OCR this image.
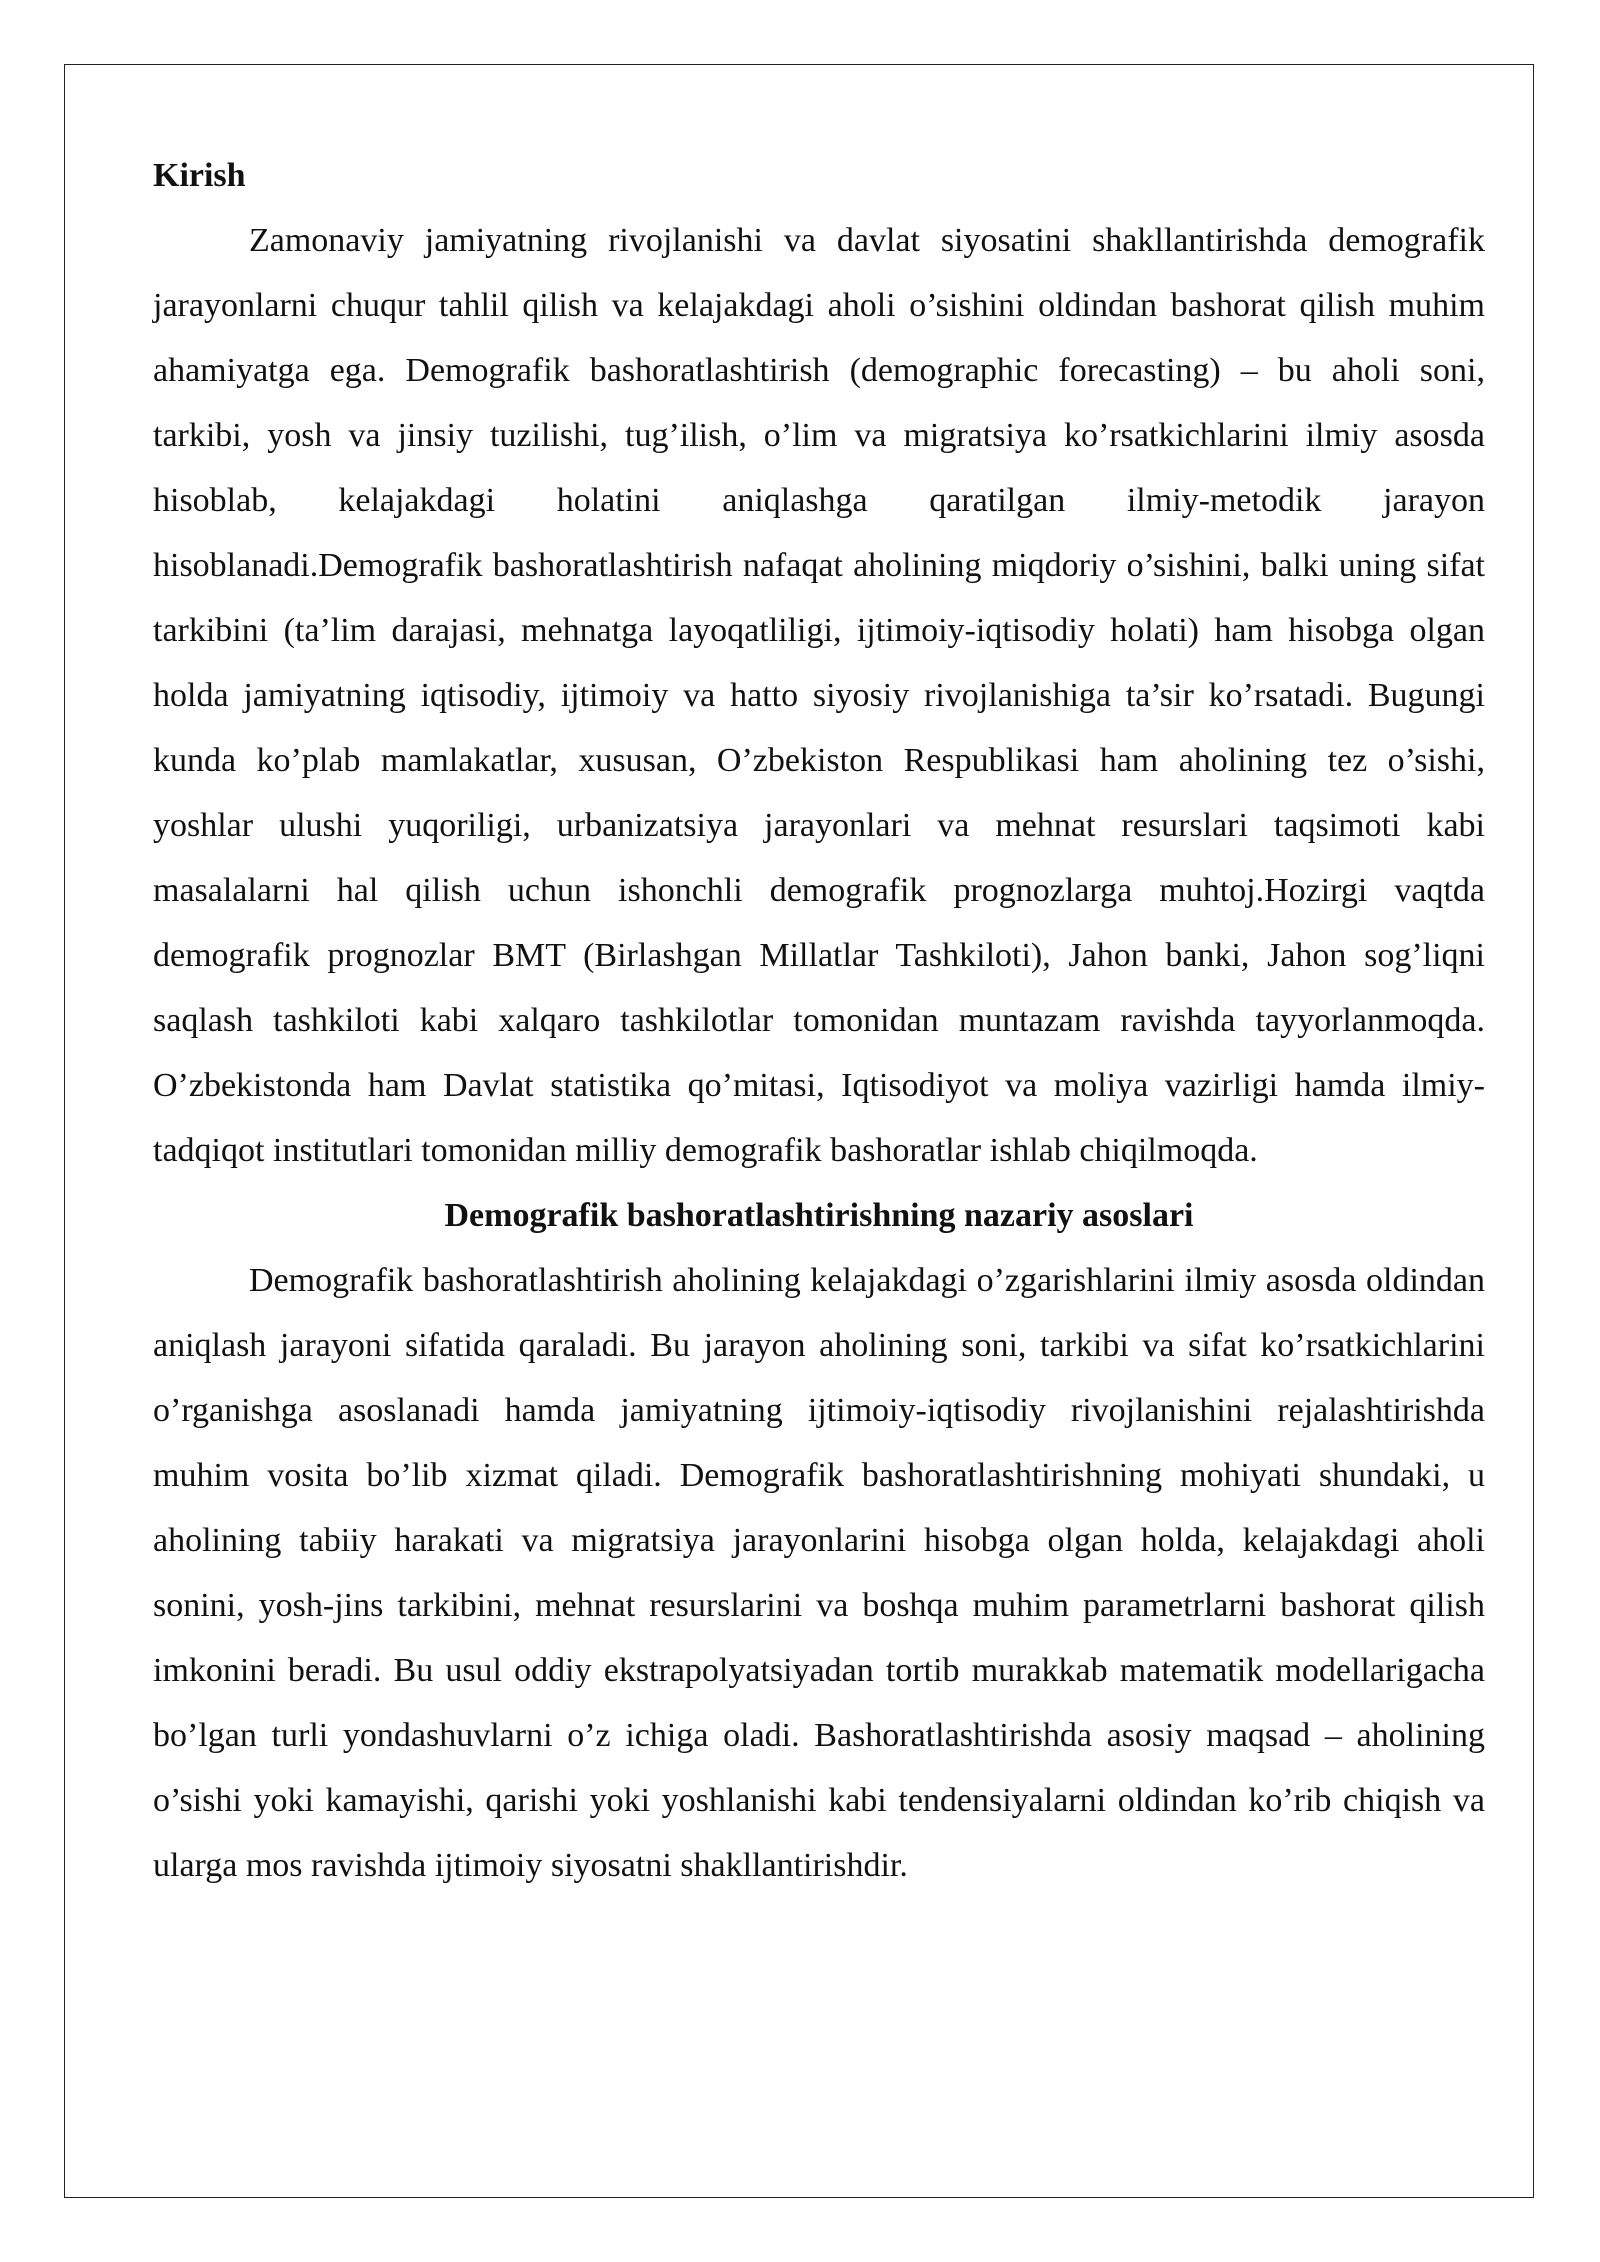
Kirish

Zamonaviy jamiyatning rivojlanishi va davlat siyosatini shakllantirishda demografik jarayonlarni chuqur tahlil qilish va kelajakdagi aholi o’sishini oldindan bashorat qilish muhim ahamiyatga ega. Demografik bashoratlashtirish (demographic forecasting) – bu aholi soni, tarkibi, yosh va jinsiy tuzilishi, tug’ilish, o’lim va migratsiya ko’rsatkichlarini ilmiy asosda hisoblab, kelajakdagi holatini aniqlashga qaratilgan ilmiy-metodik jarayon hisoblanadi.Demografik bashoratlashtirish nafaqat aholining miqdoriy o’sishini, balki uning sifat tarkibini (ta’lim darajasi, mehnatga layoqatliligi, ijtimoiy-iqtisodiy holati) ham hisobga olgan holda jamiyatning iqtisodiy, ijtimoiy va hatto siyosiy rivojlanishiga ta’sir ko’rsatadi. Bugungi kunda ko’plab mamlakatlar, xususan, O’zbekiston Respublikasi ham aholining tez o’sishi, yoshlar ulushi yuqoriligi, urbanizatsiya jarayonlari va mehnat resurslari taqsimoti kabi masalalarni hal qilish uchun ishonchli demografik prognozlarga muhtoj.Hozirgi vaqtda demografik prognozlar BMT (Birlashgan Millatlar Tashkiloti), Jahon banki, Jahon sog’liqni saqlash tashkiloti kabi xalqaro tashkilotlar tomonidan muntazam ravishda tayyorlanmoqda. O’zbekistonda ham Davlat statistika qo’mitasi, Iqtisodiyot va moliya vazirligi hamda ilmiy-tadqiqot institutlari tomonidan milliy demografik bashoratlar ishlab chiqilmoqda.

Demografik bashoratlashtirishning nazariy asoslari

Demografik bashoratlashtirish aholining kelajakdagi o’zgarishlarini ilmiy asosda oldindan aniqlash jarayoni sifatida qaraladi. Bu jarayon aholining soni, tarkibi va sifat ko’rsatkichlarini o’rganishga asoslanadi hamda jamiyatning ijtimoiy-iqtisodiy rivojlanishini rejalashtirishda muhim vosita bo’lib xizmat qiladi. Demografik bashoratlashtirishning mohiyati shundaki, u aholining tabiiy harakati va migratsiya jarayonlarini hisobga olgan holda, kelajakdagi aholi sonini, yosh-jins tarkibini, mehnat resurslarini va boshqa muhim parametrlarni bashorat qilish imkonini beradi. Bu usul oddiy ekstrapolyatsiyadan tortib murakkab matematik modellarigacha bo’lgan turli yondashuvlarni o’z ichiga oladi. Bashoratlashtirishda asosiy maqsad – aholining o’sishi yoki kamayishi, qarishi yoki yoshlanishi kabi tendensiyalarni oldindan ko’rib chiqish va ularga mos ravishda ijtimoiy siyosatni shakllantirishdir.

Exercise description: Do not copy the pictures, but repeat every line exactly.

Response below:
OCR this image.
Kirish

Zamonaviy jamiyatning rivojlanishi va davlat siyosatini shakllantirishda demografik jarayonlarni chuqur tahlil qilish va kelajakdagi aholi o’sishini oldindan bashorat qilish muhim ahamiyatga ega. Demografik bashoratlashtirish (demographic forecasting) – bu aholi soni, tarkibi, yosh va jinsiy tuzilishi, tug’ilish, o’lim va migratsiya ko’rsatkichlarini ilmiy asosda hisoblab, kelajakdagi holatini aniqlashga qaratilgan ilmiy-metodik jarayon hisoblanadi.Demografik bashoratlashtirish nafaqat aholining miqdoriy o’sishini, balki uning sifat tarkibini (ta’lim darajasi, mehnatga layoqatliligi, ijtimoiy-iqtisodiy holati) ham hisobga olgan holda jamiyatning iqtisodiy, ijtimoiy va hatto siyosiy rivojlanishiga ta’sir ko’rsatadi. Bugungi kunda ko’plab mamlakatlar, xususan, O’zbekiston Respublikasi ham aholining tez o’sishi, yoshlar ulushi yuqoriligi, urbanizatsiya jarayonlari va mehnat resurslari taqsimoti kabi masalalarni hal qilish uchun ishonchli demografik prognozlarga muhtoj.Hozirgi vaqtda demografik prognozlar BMT (Birlashgan Millatlar Tashkiloti), Jahon banki, Jahon sog’liqni saqlash tashkiloti kabi xalqaro tashkilotlar tomonidan muntazam ravishda tayyorlanmoqda. O’zbekistonda ham Davlat statistika qo’mitasi, Iqtisodiyot va moliya vazirligi hamda ilmiy-tadqiqot institutlari tomonidan milliy demografik bashoratlar ishlab chiqilmoqda.

Demografik bashoratlashtirishning nazariy asoslari

Demografik bashoratlashtirish aholining kelajakdagi o’zgarishlarini ilmiy asosda oldindan aniqlash jarayoni sifatida qaraladi. Bu jarayon aholining soni, tarkibi va sifat ko’rsatkichlarini o’rganishga asoslanadi hamda jamiyatning ijtimoiy-iqtisodiy rivojlanishini rejalashtirishda muhim vosita bo’lib xizmat qiladi. Demografik bashoratlashtirishning mohiyati shundaki, u aholining tabiiy harakati va migratsiya jarayonlarini hisobga olgan holda, kelajakdagi aholi sonini, yosh-jins tarkibini, mehnat resurslarini va boshqa muhim parametrlarni bashorat qilish imkonini beradi. Bu usul oddiy ekstrapolyatsiyadan tortib murakkab matematik modellarigacha bo’lgan turli yondashuvlarni o’z ichiga oladi. Bashoratlashtirishda asosiy maqsad – aholining o’sishi yoki kamayishi, qarishi yoki yoshlanishi kabi tendensiyalarni oldindan ko’rib chiqish va ularga mos ravishda ijtimoiy siyosatni shakllantirishdir.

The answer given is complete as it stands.